**EXERCISE**: Pull every line containing the word "JSON" from the records.

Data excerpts
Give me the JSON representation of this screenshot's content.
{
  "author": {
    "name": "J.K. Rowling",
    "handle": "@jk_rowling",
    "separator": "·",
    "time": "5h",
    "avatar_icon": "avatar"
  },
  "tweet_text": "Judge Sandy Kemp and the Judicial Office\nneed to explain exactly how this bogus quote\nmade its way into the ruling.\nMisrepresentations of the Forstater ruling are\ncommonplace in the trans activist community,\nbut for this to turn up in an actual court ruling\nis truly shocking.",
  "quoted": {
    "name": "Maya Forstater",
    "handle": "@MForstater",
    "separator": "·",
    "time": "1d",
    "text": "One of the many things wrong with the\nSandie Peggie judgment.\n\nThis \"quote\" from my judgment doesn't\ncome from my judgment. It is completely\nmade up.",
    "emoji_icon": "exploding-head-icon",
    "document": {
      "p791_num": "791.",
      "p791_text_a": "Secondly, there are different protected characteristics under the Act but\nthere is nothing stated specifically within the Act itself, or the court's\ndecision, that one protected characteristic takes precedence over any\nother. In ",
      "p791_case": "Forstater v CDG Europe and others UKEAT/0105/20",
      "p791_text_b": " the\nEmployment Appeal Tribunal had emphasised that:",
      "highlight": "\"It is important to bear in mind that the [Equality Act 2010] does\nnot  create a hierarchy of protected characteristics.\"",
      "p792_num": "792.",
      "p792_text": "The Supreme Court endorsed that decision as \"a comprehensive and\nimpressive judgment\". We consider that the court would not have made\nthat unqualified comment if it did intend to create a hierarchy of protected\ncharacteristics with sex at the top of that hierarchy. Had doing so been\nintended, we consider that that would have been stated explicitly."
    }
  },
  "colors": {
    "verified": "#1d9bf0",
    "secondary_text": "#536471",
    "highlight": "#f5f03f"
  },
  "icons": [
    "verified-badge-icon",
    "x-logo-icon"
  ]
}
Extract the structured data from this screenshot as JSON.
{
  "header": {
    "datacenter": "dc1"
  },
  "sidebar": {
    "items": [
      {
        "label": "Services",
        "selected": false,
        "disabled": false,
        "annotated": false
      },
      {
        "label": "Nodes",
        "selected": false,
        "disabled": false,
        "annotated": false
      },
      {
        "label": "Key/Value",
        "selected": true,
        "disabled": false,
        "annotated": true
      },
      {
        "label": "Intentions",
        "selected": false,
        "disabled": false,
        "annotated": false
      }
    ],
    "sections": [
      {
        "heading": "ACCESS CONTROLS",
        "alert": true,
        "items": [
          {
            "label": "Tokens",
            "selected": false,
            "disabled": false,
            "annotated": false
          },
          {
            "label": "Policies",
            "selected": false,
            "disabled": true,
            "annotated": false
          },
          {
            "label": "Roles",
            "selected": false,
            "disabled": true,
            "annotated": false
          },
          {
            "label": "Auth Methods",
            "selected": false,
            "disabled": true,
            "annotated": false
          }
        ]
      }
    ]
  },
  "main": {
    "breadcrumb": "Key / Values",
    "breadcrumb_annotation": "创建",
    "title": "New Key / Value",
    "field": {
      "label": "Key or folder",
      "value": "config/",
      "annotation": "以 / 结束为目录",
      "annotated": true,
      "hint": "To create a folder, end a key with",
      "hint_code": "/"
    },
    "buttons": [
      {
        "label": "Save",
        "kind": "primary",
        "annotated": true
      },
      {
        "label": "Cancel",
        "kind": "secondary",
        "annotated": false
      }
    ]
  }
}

---

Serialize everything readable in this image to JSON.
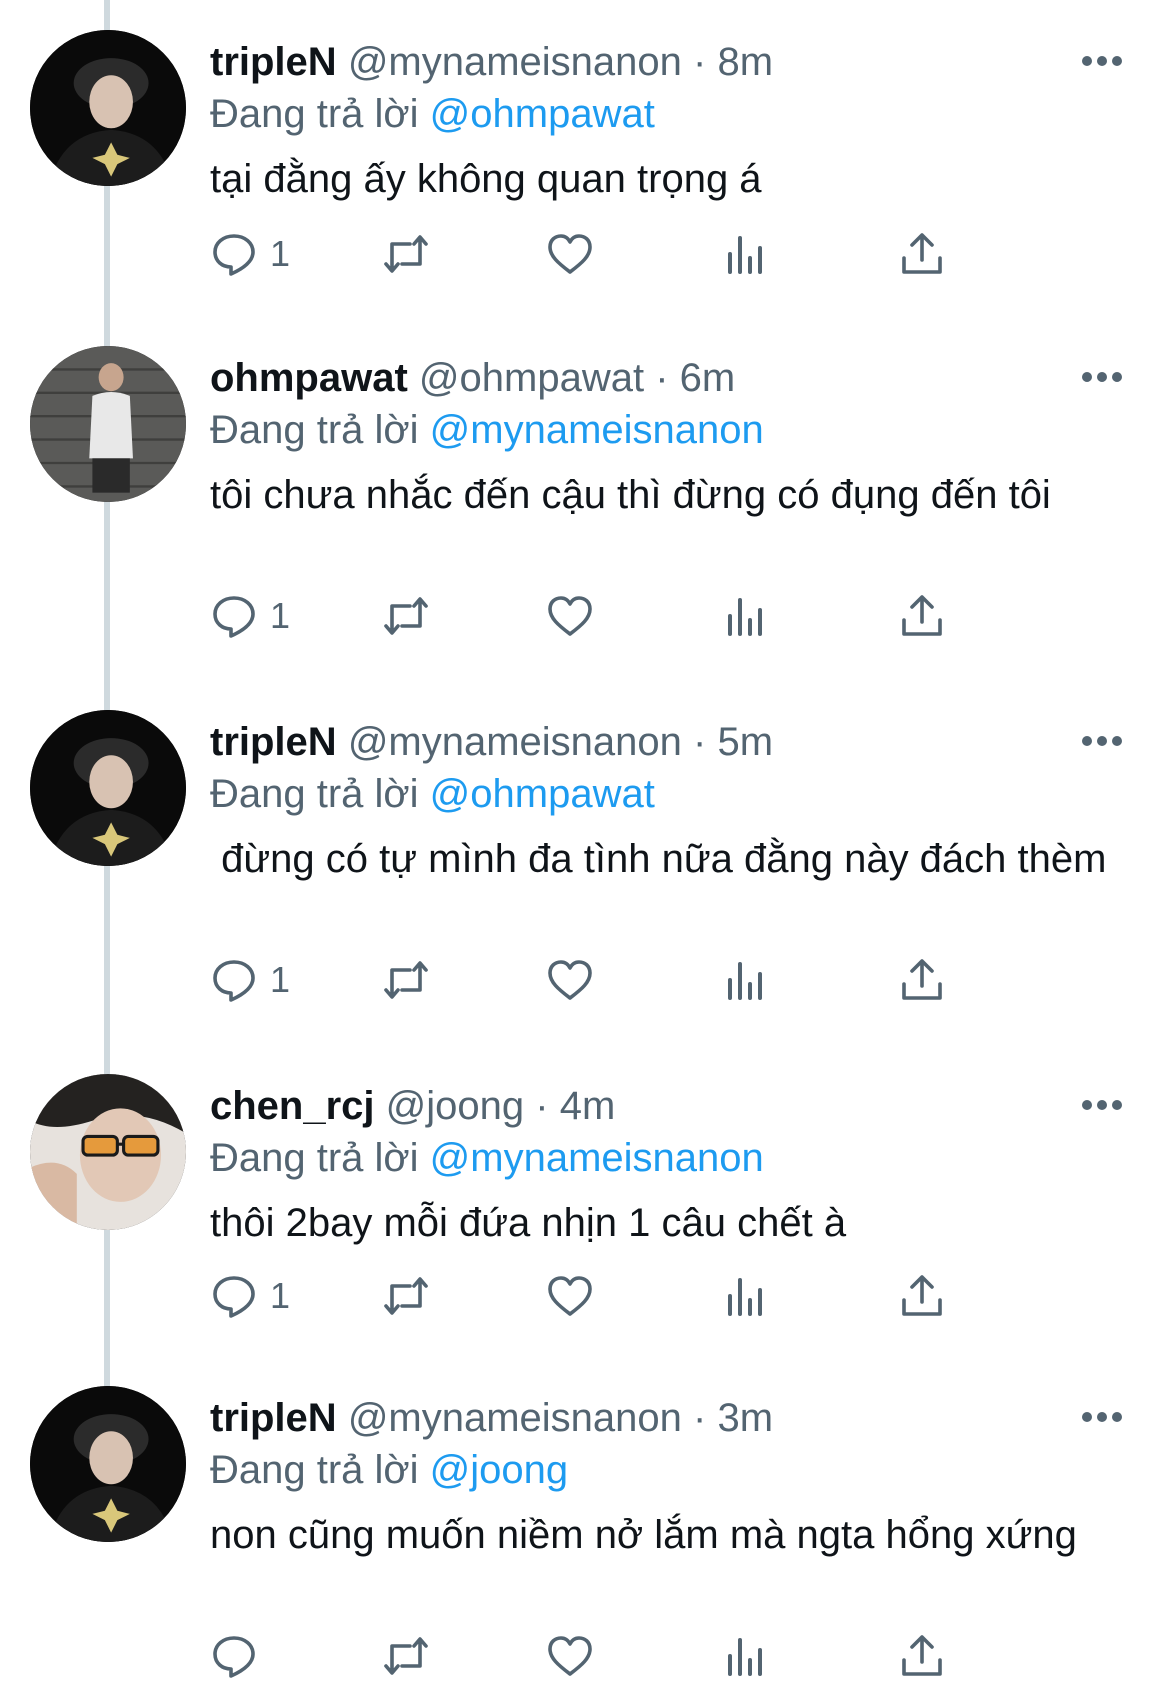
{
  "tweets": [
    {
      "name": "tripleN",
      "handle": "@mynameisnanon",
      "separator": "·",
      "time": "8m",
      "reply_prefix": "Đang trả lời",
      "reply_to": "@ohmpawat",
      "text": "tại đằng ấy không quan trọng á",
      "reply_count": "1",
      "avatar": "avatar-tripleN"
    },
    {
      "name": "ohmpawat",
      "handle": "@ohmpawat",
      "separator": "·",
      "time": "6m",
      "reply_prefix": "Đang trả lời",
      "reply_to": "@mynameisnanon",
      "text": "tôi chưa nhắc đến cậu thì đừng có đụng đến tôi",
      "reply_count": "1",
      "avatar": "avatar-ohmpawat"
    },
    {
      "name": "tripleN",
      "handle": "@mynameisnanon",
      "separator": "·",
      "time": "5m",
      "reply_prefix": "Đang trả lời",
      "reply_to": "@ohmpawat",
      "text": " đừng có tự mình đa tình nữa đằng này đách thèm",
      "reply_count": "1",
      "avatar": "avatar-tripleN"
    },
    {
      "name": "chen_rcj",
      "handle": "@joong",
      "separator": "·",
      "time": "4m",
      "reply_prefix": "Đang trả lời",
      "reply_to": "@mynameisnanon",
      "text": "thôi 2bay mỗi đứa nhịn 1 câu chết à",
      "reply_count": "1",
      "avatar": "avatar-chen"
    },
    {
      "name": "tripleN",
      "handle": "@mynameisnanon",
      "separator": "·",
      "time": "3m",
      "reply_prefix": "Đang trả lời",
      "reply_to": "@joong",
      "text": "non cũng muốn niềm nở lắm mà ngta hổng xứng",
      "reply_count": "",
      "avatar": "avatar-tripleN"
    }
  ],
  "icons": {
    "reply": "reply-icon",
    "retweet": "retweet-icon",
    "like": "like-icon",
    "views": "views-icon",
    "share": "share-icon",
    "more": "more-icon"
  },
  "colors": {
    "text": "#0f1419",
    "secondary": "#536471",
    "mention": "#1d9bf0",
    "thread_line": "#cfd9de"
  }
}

**TASK RESPONSE**:
Give me the JSON representation of this screenshot's content.
Extract the structured data from this screenshot as JSON.
Serialize everything readable in this image to JSON.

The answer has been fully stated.